** What you need to do **
How many lines in the entries below contain "National"? Answer with the number only.

** Dataset extract **
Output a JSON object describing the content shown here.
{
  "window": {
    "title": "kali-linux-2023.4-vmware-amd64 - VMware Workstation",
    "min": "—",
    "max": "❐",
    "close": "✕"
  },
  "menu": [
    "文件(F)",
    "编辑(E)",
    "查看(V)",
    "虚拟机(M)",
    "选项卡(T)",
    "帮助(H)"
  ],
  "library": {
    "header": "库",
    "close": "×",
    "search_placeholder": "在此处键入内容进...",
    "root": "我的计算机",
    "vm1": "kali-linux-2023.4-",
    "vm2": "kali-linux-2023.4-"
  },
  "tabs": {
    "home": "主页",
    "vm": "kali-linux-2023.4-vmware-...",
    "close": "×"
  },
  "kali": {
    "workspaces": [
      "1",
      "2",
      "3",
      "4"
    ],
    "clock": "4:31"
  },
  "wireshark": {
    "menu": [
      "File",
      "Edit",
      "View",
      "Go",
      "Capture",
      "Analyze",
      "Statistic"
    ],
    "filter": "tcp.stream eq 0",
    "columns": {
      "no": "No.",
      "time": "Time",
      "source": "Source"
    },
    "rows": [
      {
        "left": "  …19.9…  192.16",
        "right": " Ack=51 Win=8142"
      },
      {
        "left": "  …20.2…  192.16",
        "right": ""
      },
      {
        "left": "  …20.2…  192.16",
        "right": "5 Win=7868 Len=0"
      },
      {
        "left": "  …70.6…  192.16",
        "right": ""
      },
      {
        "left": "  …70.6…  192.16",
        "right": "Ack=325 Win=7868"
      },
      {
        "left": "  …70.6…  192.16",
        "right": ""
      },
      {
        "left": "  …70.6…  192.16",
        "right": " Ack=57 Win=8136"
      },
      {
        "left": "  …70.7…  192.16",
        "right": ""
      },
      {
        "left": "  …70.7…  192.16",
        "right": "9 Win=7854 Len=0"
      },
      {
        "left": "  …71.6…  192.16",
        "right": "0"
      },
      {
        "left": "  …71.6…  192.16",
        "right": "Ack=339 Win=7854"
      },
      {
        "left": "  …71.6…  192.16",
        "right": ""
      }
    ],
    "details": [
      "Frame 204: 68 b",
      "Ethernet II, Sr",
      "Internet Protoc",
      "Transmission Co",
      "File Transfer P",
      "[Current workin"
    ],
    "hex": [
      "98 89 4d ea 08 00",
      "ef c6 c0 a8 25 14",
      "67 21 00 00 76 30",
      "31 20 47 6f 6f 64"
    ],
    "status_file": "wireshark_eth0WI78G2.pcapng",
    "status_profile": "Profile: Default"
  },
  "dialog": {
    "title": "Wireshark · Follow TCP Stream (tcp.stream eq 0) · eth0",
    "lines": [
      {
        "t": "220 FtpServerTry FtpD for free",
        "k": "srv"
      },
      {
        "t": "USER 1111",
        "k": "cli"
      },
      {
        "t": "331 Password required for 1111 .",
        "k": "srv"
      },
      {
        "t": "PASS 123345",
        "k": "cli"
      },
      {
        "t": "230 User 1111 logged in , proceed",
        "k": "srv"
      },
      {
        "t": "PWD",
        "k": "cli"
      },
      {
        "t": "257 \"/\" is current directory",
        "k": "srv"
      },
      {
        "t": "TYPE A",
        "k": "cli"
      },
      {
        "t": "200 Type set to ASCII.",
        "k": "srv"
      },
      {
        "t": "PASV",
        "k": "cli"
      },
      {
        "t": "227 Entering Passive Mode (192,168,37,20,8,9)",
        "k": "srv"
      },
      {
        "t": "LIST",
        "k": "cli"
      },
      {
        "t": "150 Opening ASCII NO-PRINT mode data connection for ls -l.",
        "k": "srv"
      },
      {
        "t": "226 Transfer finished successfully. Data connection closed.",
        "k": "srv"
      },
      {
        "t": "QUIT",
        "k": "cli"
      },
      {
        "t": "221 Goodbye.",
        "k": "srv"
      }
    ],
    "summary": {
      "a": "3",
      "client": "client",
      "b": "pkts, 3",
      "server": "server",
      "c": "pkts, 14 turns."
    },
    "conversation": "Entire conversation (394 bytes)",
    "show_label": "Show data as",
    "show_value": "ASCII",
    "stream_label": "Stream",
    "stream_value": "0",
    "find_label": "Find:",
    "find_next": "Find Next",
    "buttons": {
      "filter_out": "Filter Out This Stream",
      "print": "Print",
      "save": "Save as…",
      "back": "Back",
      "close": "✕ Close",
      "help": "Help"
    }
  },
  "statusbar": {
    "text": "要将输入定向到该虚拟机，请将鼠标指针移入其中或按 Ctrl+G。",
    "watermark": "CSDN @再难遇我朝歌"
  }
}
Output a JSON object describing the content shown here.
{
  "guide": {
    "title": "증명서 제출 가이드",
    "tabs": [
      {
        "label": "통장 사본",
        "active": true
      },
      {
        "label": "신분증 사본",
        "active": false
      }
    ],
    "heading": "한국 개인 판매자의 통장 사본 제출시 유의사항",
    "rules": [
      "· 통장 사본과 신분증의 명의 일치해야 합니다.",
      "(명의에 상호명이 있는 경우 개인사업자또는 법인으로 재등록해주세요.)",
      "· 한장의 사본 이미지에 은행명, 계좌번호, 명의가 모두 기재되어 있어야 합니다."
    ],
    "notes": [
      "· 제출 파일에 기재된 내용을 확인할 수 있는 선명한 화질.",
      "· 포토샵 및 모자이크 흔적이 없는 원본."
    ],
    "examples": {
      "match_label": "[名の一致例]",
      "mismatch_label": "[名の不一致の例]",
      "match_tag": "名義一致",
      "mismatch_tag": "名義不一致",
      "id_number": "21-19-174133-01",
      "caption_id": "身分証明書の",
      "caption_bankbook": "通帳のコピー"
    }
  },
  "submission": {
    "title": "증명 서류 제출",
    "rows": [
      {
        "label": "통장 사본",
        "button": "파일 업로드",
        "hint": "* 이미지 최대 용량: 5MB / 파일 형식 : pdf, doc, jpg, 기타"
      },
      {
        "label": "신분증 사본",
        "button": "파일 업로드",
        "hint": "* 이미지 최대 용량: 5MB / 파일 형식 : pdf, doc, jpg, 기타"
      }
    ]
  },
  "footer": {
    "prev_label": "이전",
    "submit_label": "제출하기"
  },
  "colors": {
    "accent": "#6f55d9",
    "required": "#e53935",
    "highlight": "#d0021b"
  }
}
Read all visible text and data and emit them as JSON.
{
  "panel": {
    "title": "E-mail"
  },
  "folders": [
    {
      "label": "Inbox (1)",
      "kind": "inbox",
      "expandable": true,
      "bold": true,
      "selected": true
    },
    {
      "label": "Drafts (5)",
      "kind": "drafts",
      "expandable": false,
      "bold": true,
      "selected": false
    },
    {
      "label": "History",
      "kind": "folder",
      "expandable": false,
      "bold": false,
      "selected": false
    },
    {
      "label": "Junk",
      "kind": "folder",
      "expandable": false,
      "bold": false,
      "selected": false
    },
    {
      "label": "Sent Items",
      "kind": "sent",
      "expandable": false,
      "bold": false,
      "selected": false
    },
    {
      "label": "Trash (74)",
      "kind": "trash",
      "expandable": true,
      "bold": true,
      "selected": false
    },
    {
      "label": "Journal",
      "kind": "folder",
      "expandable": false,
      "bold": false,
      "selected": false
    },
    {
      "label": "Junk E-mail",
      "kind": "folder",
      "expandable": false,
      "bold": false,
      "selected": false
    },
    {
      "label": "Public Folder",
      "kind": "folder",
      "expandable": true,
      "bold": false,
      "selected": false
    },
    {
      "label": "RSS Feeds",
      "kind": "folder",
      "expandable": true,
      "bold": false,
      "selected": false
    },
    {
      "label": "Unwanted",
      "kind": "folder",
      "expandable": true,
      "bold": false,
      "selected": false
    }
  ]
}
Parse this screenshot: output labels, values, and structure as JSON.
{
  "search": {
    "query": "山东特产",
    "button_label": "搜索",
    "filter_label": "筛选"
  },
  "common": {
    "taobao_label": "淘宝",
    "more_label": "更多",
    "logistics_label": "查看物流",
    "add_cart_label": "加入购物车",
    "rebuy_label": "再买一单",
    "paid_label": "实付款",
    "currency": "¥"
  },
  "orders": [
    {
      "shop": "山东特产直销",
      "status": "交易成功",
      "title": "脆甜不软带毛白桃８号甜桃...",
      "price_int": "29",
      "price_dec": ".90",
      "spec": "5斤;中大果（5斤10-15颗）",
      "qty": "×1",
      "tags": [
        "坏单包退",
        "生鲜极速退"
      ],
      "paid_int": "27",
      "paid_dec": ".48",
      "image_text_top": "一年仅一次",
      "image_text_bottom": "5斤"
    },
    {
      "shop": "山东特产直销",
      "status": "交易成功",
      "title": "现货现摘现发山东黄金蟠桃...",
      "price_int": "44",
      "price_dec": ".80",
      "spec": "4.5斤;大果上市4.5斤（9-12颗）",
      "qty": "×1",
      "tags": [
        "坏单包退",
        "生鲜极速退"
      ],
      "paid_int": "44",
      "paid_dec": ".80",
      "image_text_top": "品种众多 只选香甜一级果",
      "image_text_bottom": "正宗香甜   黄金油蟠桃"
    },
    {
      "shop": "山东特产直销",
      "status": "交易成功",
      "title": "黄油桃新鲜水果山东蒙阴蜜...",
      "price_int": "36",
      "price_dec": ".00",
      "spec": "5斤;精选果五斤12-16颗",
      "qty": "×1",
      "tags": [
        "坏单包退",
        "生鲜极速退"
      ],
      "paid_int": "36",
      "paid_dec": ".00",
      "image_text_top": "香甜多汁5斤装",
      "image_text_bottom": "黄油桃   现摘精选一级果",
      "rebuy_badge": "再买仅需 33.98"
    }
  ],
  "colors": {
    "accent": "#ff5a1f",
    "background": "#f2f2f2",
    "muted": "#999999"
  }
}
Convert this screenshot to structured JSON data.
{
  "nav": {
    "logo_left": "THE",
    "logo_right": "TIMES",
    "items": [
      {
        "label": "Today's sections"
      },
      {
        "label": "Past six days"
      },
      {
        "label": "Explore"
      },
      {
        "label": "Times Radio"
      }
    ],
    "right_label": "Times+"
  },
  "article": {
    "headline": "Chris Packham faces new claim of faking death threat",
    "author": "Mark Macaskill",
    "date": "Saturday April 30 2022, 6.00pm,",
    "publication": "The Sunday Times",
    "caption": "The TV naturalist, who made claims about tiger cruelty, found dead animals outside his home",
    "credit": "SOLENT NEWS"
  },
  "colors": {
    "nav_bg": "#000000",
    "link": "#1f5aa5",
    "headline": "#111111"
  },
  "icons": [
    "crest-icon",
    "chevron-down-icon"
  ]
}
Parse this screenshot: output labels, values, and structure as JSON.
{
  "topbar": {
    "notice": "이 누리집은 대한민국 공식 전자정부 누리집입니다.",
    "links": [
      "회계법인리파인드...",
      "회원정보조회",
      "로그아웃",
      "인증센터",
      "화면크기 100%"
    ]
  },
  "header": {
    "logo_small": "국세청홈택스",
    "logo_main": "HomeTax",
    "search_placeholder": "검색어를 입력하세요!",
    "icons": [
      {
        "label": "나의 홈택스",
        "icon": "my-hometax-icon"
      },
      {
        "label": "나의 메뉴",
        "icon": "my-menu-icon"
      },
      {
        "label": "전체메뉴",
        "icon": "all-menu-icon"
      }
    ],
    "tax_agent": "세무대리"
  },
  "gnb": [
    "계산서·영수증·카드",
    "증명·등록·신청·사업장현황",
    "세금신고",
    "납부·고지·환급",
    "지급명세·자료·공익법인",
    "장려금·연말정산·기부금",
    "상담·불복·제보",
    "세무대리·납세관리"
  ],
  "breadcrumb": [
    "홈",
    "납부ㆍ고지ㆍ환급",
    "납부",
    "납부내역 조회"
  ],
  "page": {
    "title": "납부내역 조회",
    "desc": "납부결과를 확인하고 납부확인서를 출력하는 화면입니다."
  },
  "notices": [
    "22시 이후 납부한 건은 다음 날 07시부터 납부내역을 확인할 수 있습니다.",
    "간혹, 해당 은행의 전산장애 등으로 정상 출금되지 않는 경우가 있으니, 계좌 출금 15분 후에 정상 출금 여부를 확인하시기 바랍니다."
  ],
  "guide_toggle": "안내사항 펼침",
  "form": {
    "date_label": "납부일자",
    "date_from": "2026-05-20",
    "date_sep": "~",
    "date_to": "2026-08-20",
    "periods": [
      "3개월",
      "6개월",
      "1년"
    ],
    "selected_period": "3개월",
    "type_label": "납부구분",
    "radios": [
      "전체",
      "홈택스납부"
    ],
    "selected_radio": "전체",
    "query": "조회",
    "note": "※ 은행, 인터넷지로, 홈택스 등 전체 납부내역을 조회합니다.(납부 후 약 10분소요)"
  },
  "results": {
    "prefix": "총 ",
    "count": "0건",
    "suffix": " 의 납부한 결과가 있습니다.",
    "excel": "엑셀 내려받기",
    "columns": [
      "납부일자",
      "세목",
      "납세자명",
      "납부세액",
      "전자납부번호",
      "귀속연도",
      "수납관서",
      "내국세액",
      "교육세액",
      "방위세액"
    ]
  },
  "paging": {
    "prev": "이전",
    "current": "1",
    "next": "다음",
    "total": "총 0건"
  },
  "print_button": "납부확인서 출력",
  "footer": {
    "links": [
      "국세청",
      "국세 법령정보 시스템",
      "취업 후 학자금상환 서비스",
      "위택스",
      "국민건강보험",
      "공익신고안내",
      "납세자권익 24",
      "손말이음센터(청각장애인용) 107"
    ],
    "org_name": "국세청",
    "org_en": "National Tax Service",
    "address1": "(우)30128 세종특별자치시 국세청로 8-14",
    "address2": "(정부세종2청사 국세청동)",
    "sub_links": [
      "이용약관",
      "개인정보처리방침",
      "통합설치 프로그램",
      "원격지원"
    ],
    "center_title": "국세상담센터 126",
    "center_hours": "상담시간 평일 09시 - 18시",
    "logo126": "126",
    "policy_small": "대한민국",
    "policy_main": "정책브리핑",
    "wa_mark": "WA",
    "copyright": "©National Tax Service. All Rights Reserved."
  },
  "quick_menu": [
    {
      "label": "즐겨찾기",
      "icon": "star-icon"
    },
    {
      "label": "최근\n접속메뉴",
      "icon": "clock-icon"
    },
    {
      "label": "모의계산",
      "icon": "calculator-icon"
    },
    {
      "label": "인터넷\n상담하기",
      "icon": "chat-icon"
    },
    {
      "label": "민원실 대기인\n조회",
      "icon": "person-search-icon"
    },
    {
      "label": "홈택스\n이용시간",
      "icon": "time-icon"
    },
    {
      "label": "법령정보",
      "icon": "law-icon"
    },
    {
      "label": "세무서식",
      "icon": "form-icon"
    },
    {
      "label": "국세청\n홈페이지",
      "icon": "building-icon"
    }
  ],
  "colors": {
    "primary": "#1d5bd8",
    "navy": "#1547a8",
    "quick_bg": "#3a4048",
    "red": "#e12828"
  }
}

** Completed task **
2